● WHAT YOU SHOULD DO: Look through the listing and locate every line containing the word "category"; copy those lines.

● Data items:
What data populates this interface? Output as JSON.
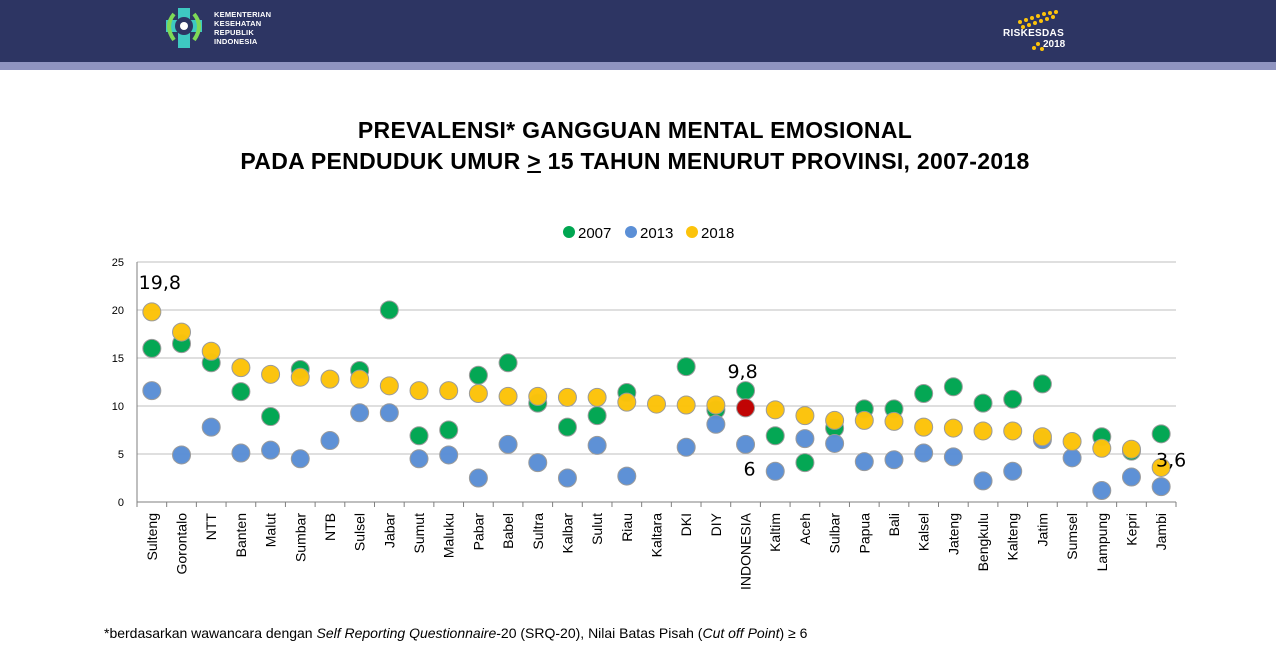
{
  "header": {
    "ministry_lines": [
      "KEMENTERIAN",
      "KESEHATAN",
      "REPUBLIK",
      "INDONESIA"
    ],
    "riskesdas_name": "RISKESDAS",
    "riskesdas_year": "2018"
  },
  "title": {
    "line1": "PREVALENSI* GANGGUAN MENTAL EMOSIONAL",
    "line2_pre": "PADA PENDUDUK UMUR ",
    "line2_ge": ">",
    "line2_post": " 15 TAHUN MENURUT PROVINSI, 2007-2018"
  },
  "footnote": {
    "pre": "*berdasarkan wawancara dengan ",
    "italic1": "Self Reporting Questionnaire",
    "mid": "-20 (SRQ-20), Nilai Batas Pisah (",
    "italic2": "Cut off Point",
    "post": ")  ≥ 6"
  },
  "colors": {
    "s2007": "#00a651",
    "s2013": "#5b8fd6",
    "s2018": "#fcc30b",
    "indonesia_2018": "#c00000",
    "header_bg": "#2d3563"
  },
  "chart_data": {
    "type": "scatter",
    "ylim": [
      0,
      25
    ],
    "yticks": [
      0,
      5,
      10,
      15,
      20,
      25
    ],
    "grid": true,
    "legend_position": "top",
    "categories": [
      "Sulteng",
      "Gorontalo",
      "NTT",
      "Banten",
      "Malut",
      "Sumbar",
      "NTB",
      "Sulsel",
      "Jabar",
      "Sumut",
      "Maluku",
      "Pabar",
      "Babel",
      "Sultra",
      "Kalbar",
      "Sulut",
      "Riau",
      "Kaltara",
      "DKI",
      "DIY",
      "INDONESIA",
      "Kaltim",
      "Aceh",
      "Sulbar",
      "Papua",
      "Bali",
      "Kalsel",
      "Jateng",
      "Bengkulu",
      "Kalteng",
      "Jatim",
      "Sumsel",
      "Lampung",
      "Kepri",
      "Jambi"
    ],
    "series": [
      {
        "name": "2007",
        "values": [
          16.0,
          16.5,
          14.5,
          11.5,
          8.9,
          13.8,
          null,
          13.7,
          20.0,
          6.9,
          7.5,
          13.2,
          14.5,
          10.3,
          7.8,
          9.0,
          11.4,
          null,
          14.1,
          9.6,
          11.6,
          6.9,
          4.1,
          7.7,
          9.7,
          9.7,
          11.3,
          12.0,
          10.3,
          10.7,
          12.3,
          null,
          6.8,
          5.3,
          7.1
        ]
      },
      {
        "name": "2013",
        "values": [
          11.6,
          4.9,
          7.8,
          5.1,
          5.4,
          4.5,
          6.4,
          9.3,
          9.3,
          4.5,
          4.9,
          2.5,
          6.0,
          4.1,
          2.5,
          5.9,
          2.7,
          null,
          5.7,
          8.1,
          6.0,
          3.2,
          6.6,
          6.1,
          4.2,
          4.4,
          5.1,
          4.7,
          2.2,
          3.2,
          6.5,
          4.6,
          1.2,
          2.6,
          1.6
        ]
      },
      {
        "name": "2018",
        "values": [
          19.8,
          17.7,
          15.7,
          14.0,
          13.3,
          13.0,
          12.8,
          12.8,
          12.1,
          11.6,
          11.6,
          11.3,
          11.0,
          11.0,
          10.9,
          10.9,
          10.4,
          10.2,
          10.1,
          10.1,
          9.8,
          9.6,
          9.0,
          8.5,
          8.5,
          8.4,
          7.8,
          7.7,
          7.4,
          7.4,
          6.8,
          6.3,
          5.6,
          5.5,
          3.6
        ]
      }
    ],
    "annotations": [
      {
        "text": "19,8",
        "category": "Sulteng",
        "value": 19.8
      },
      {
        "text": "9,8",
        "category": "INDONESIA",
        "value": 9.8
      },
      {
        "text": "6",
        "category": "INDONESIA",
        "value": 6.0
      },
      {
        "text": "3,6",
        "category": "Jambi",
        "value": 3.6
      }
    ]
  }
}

● EXERCISE RESULT:
        "category": "Sulteng",
        "category": "INDONESIA",
        "category": "INDONESIA",
        "category": "Jambi",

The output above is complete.